START Material
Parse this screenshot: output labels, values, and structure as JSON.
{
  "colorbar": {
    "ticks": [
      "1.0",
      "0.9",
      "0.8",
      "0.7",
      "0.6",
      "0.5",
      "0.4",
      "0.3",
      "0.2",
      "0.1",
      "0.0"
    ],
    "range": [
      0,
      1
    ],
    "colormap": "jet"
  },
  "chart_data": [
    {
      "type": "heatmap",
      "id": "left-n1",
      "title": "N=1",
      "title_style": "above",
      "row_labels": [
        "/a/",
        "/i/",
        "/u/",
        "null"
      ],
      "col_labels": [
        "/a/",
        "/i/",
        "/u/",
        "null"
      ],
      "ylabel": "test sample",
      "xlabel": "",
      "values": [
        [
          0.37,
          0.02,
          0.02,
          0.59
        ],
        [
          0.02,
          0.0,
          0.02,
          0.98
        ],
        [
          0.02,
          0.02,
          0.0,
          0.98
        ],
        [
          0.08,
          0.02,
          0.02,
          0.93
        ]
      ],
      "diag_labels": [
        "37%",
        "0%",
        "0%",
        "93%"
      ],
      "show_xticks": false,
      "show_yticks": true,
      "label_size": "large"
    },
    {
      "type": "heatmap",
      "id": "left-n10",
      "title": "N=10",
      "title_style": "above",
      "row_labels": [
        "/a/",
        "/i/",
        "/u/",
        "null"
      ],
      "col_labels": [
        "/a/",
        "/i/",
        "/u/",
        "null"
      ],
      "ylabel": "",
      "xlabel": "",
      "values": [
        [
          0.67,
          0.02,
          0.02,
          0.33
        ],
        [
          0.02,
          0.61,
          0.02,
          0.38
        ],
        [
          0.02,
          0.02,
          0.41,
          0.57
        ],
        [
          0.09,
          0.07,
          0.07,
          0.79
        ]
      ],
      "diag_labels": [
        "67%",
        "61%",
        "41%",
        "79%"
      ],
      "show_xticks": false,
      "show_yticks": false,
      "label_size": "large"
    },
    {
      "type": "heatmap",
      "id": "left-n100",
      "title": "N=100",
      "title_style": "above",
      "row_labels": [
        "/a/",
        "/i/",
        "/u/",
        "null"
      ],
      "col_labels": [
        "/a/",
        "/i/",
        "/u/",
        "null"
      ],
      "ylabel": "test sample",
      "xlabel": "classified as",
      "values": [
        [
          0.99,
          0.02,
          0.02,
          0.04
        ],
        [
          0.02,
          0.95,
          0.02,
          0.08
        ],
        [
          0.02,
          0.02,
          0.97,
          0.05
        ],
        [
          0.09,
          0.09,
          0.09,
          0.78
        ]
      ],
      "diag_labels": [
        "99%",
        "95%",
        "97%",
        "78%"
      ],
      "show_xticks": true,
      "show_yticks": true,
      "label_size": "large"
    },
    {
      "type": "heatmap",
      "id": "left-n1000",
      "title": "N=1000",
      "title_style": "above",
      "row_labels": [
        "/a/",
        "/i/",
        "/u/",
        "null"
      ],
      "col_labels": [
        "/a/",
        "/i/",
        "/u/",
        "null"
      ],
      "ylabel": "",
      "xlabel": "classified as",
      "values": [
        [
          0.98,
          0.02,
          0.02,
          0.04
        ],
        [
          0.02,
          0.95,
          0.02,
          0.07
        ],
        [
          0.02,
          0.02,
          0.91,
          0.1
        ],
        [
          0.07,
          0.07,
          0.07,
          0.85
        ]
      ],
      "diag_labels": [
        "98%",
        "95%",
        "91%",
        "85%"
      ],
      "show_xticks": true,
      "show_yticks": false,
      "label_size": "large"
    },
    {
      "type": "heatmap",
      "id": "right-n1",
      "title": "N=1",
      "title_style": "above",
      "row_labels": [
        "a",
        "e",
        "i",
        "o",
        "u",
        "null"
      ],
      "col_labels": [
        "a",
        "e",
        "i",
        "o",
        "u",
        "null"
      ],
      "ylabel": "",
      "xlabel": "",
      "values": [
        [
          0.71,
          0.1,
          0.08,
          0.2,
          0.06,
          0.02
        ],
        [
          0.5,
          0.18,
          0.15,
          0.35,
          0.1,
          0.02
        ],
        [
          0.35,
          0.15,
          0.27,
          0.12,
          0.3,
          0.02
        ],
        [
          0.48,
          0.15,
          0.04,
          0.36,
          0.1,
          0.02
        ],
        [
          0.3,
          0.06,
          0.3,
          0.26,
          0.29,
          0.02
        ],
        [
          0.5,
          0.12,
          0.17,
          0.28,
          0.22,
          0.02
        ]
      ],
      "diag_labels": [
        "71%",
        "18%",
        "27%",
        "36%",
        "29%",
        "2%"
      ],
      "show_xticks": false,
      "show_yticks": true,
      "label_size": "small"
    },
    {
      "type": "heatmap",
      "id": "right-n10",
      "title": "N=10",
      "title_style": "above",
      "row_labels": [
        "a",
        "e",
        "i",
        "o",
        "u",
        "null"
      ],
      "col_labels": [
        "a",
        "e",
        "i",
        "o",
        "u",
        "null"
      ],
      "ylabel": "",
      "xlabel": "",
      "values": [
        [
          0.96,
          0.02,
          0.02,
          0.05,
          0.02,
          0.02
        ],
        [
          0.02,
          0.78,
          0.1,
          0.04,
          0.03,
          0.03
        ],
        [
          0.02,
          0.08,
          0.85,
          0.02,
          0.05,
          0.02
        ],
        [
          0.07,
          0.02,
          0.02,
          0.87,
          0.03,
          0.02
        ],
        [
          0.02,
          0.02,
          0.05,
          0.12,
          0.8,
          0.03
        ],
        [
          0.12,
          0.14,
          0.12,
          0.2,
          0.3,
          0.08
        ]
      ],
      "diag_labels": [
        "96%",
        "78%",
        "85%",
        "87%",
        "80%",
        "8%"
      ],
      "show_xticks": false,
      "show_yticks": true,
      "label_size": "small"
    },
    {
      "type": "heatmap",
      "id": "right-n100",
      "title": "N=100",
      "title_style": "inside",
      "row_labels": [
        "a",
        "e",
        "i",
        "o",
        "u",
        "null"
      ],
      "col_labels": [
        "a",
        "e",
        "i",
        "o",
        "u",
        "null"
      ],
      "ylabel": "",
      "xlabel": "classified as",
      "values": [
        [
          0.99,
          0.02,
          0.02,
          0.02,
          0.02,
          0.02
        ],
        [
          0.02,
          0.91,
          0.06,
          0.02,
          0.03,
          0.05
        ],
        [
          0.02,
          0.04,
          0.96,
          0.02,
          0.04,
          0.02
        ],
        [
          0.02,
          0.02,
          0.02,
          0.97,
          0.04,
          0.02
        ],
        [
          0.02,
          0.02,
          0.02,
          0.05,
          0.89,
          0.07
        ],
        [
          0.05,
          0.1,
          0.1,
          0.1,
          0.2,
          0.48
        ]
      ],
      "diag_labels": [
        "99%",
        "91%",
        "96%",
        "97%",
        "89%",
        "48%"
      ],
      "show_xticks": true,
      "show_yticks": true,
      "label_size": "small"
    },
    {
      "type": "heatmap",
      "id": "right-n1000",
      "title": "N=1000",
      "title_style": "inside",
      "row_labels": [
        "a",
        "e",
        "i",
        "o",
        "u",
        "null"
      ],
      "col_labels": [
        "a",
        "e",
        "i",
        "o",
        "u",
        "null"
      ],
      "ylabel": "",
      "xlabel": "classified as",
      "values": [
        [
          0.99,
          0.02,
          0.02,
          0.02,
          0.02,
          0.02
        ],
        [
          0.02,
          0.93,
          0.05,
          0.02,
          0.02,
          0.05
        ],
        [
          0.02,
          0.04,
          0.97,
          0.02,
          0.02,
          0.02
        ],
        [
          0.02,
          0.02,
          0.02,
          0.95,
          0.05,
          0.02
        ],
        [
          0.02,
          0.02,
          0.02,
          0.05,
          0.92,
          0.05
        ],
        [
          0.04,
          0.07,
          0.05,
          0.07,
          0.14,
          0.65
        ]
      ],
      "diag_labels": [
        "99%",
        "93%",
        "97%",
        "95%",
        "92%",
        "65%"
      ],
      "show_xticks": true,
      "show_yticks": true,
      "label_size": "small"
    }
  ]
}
END Material
◆ Work to do ◆
Your task is to gather all lines from the entries above that hold the word "left".

◆ Worked solution ◆
      "id": "left-n1",
      "id": "left-n10",
      "id": "left-n100",
      "id": "left-n1000",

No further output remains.